TEXT BLOCK:

56th President of the Oregon Senate
- Incumbent
- Assumed office January 9, 2023
- Preceded by: Peter Courtney

Majority Leader of the Oregon Senate
- In office May 22, 2020 – January 9, 2023
- Preceded by: Ginny Burdick
- Succeeded by: Kate Lieber

Member of the Oregon Senate from the 19th district
- Incumbent
- Assumed office January 29, 2018
- Preceded by: Richard Devlin

Personal details
- Born: Robert Arnold Wagner January 10, 1973 (age 53)
- Party: Democratic
- Spouse: Laurie
- Children: 4
- Education: Wesleyan University (attended) Portland State University (BA) George Washington University (MPP)
- Website: https://www.robwagnerfororegon.com
- Rob Wagner's voice Wagner speaks on a bill in the 80th Oregon Legislative Assembly Recorded March 6, 2020

= Rob Wagner (politician) =

American politician (born 1973)

Robert Arnold Wagner (born January 10, 1973) is an American Democratic politician currently serving as President of the Oregon State Senate. He represents the 19th district, which includes the cities of Durham, Lake Oswego, Rivergrove, Tualatin, West Linn, parts of southwest Portland and Tigard, as well as unincorporated parts of southwestern Clackamas County, eastern Washington County, and southern Multnomah County.

==Early life and education==
Wagner grew up in Lake Oswego and graduated from Lake Oswego High School. He studied at Wesleyan University and graduated from Portland State University with a degree in political science. He earned a masters in public policy from George Washington University.

EXERCISE DIRECTIONS: Rewrite the Rob Wagner profile text between "Personal details" and "politician (born 1973)", inclusive, replacing "Spouse" with "Partner".

DATASET ENTRIES:
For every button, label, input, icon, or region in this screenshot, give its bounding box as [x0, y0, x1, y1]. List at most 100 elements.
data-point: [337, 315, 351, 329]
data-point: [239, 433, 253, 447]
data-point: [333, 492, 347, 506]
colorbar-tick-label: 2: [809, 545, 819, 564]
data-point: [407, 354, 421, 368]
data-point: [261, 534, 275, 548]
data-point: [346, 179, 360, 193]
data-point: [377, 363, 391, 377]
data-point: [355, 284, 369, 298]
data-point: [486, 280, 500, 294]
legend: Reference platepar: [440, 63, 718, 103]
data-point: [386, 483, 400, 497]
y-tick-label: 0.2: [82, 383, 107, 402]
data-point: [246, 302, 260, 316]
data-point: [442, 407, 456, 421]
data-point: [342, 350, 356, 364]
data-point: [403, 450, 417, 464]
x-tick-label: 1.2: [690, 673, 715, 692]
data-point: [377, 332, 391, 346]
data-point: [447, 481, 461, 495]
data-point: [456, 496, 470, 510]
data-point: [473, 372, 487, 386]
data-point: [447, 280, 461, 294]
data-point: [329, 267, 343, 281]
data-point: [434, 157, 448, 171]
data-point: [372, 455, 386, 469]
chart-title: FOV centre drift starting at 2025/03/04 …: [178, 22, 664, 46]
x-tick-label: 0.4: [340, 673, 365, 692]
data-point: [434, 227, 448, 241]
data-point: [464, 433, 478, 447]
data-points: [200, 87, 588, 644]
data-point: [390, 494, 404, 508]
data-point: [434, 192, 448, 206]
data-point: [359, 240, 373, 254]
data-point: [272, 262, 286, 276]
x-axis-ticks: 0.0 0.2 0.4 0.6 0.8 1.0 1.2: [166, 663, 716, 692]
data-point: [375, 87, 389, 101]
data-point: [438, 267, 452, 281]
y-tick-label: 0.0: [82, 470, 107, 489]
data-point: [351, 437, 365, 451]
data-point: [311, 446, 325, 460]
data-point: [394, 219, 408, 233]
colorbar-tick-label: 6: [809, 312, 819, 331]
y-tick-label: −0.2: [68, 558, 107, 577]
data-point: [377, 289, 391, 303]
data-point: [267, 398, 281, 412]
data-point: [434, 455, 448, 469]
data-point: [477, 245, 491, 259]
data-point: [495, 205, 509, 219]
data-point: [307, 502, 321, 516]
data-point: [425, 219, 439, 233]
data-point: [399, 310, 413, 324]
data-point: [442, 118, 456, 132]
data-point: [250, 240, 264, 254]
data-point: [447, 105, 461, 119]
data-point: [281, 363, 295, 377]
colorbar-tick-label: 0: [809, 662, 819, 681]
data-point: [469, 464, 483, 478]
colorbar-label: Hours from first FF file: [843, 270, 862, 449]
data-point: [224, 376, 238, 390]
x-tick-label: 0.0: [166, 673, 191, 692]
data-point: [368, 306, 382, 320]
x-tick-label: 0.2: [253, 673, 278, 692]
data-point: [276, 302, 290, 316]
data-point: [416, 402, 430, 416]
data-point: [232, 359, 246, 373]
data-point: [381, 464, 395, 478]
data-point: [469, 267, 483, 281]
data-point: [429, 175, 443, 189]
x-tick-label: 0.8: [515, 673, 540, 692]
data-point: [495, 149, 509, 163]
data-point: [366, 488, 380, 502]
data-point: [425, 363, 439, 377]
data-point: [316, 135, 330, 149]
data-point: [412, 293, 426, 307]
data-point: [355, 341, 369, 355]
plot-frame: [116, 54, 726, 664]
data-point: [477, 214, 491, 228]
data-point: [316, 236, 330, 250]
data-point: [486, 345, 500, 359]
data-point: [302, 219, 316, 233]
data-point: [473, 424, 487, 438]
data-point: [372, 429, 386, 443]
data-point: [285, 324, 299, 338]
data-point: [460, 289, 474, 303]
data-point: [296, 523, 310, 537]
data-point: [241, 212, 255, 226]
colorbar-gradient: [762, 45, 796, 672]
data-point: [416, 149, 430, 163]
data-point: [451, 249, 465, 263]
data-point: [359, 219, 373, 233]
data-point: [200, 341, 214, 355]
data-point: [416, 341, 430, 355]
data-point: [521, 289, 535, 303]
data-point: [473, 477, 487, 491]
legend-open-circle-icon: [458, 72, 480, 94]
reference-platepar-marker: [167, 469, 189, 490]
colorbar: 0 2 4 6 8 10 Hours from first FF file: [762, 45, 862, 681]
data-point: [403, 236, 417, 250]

PROBLEM SOLUTION:
Personal details
- Born: Robert Arnold Wagner January 10, 1973 (age 53)
- Party: Democratic
- Partner: Laurie
- Children: 4
- Education: Wesleyan University (attended) Portland State University (BA) George Washington University (MPP)
- Website: https://www.robwagnerfororegon.com
- Rob Wagner's voice Wagner speaks on a bill in the 80th Oregon Legislative Assembly Recorded March 6, 2020

= Rob Wagner (politician) =

American politician (born 1973)